Pick every line out of the entries below that has the string "track", and copy it.

Dataset entries

------------------------------------------------------------------------

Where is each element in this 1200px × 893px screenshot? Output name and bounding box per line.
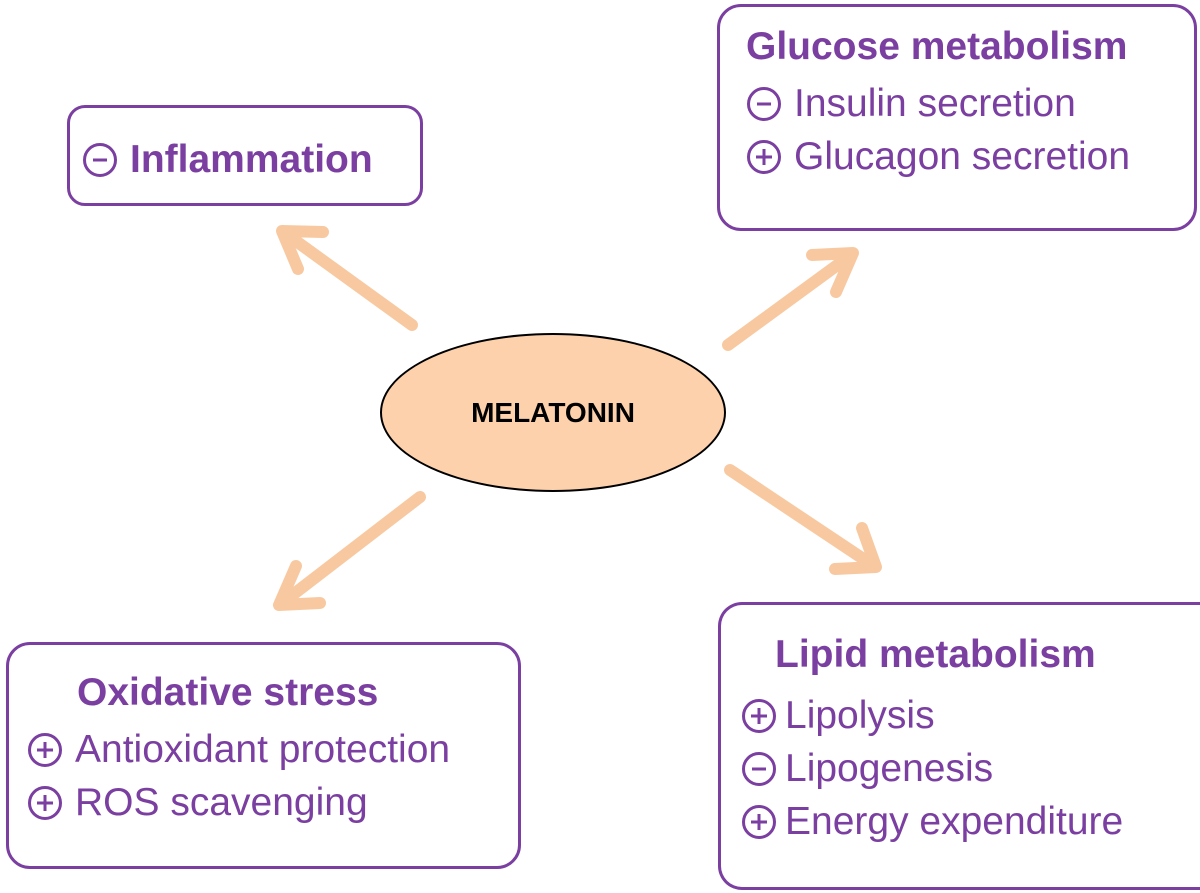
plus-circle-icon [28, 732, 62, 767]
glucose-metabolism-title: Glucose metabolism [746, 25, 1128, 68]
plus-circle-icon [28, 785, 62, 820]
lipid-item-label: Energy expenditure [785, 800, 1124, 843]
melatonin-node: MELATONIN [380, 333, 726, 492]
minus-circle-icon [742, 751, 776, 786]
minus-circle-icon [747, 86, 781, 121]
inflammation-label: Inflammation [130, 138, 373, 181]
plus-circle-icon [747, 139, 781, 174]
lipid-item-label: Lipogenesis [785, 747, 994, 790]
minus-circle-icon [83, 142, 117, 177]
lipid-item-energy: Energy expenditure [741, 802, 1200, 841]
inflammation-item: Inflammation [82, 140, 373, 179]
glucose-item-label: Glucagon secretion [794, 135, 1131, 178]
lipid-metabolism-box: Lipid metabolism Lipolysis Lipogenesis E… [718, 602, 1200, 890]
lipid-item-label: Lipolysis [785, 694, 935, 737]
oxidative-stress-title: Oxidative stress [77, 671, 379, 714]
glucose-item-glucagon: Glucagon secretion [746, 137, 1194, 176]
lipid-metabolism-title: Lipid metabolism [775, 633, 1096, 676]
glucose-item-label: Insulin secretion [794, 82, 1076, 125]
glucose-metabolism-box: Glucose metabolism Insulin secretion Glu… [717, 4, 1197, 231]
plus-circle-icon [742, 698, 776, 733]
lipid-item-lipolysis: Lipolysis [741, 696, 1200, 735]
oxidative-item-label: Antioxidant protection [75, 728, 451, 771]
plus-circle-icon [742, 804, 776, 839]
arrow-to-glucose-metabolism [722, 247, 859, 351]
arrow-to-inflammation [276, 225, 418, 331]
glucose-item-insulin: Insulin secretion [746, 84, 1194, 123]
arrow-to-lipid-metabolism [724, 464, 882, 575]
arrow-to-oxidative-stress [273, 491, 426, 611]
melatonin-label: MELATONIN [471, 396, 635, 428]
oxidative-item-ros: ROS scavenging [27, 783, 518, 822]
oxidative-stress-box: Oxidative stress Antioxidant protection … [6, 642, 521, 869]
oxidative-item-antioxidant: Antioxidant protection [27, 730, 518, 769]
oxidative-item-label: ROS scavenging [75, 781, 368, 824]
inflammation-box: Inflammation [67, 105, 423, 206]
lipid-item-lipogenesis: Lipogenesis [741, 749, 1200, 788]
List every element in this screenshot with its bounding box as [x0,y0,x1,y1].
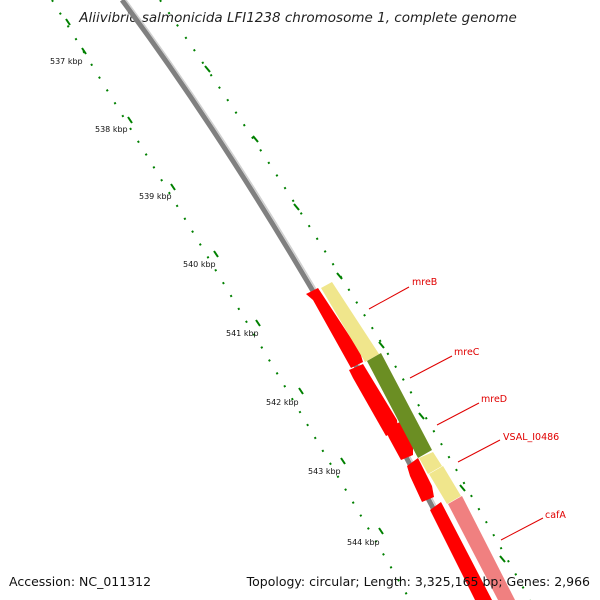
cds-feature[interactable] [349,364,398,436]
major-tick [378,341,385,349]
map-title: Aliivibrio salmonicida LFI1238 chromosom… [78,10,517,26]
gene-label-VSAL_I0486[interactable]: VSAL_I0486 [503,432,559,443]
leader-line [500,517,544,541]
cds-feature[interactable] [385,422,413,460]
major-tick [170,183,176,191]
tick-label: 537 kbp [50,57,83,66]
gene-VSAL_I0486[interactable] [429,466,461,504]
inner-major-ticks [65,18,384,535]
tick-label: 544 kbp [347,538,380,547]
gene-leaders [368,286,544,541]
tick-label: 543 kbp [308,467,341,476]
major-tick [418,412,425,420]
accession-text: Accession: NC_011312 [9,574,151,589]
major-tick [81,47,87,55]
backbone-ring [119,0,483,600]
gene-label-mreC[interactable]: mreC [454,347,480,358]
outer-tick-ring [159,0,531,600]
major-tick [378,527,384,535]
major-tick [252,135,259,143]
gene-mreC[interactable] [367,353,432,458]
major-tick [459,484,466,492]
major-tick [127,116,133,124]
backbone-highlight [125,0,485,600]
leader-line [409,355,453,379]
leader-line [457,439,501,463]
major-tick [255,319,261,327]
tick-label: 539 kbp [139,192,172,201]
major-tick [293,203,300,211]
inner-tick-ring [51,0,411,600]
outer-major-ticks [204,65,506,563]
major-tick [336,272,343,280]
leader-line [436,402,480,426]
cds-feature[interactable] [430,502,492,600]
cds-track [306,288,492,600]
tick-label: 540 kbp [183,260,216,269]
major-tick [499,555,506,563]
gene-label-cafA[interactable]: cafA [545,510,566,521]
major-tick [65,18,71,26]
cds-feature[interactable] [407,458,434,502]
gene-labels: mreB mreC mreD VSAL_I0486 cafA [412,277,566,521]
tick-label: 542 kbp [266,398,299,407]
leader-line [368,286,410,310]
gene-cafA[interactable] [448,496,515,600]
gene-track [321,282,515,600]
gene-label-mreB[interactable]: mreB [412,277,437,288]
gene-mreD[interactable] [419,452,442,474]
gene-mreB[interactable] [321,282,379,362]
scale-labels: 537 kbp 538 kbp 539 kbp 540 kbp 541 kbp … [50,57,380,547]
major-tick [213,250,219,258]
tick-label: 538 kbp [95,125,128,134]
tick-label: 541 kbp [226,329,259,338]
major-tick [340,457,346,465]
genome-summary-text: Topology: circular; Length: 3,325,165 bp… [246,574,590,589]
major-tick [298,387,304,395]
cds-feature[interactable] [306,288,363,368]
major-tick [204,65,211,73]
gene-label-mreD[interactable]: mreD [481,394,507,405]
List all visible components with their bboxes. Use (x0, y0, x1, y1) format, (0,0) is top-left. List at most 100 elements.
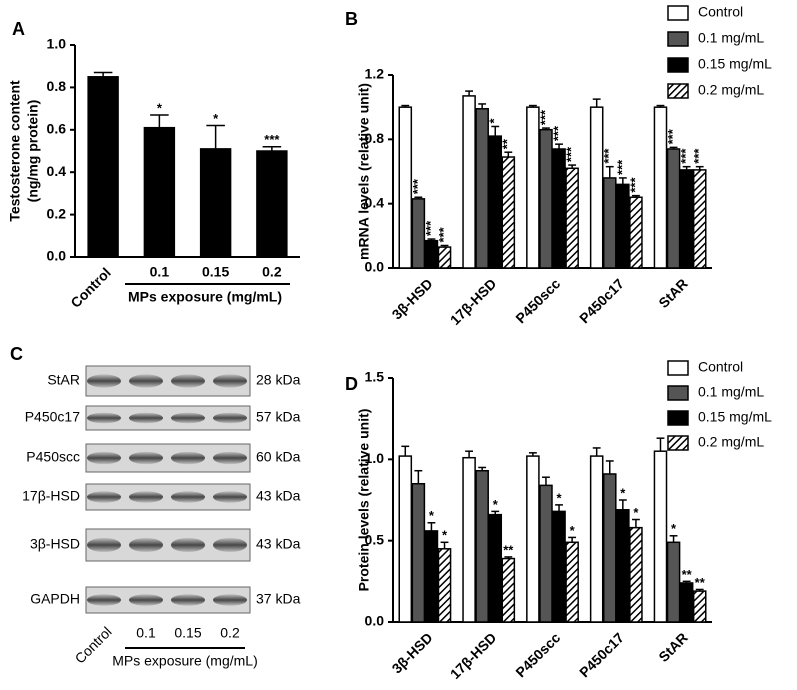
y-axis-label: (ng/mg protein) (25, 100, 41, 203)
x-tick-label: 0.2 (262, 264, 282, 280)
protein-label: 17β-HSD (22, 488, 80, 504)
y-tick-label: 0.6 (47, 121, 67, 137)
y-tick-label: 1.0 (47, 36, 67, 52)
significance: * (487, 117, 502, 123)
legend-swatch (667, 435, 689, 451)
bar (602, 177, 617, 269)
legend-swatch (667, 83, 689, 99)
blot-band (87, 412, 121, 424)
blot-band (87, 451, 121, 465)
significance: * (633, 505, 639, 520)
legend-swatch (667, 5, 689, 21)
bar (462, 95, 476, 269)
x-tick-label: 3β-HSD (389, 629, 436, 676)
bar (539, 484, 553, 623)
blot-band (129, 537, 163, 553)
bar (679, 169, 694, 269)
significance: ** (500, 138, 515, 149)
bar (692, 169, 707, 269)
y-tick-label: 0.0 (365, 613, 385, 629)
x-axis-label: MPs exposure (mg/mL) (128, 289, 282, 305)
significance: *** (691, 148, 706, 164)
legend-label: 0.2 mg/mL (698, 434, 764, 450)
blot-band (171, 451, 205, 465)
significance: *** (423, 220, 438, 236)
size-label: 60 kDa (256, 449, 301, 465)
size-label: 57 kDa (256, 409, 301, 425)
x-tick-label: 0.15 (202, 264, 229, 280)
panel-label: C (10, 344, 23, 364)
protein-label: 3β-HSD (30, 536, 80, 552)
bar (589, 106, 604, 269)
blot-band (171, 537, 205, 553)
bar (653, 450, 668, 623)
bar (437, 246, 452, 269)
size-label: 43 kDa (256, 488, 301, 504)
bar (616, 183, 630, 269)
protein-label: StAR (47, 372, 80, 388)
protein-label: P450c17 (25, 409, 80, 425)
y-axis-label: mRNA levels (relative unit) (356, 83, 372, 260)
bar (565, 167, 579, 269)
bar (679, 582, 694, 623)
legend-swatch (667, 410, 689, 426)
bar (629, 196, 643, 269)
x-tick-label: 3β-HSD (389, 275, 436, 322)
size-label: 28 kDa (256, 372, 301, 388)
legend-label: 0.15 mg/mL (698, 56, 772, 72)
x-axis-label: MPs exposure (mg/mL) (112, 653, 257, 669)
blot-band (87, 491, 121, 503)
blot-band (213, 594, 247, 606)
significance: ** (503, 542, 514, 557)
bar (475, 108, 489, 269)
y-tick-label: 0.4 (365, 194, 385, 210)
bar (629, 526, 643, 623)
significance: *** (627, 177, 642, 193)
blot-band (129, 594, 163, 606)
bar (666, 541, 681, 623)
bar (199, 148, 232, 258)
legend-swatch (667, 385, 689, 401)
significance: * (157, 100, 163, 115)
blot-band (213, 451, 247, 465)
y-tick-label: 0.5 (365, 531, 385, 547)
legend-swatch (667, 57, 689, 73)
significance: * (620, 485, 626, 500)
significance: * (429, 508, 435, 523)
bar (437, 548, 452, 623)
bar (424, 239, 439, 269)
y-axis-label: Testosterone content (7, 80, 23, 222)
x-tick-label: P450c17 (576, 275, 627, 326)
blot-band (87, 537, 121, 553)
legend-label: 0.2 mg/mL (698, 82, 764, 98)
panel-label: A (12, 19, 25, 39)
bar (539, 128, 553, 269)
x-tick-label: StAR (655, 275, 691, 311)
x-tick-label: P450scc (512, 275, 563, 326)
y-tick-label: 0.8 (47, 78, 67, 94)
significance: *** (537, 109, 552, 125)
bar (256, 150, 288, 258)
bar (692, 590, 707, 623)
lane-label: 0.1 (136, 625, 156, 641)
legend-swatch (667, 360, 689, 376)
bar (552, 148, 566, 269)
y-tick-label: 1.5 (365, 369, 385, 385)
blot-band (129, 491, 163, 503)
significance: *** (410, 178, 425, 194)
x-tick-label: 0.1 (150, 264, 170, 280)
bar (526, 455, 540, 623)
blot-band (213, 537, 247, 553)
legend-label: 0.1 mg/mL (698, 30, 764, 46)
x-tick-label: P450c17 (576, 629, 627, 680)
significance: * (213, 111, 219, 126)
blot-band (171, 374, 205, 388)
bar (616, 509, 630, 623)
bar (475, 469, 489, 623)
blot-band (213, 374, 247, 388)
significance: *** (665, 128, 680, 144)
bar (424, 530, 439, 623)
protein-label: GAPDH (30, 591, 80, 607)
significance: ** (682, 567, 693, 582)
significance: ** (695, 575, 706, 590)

------------------------------------------------------------------------

**TASK RESULT**
cds-track [306,288,492,600]
gene-track [321,282,515,600]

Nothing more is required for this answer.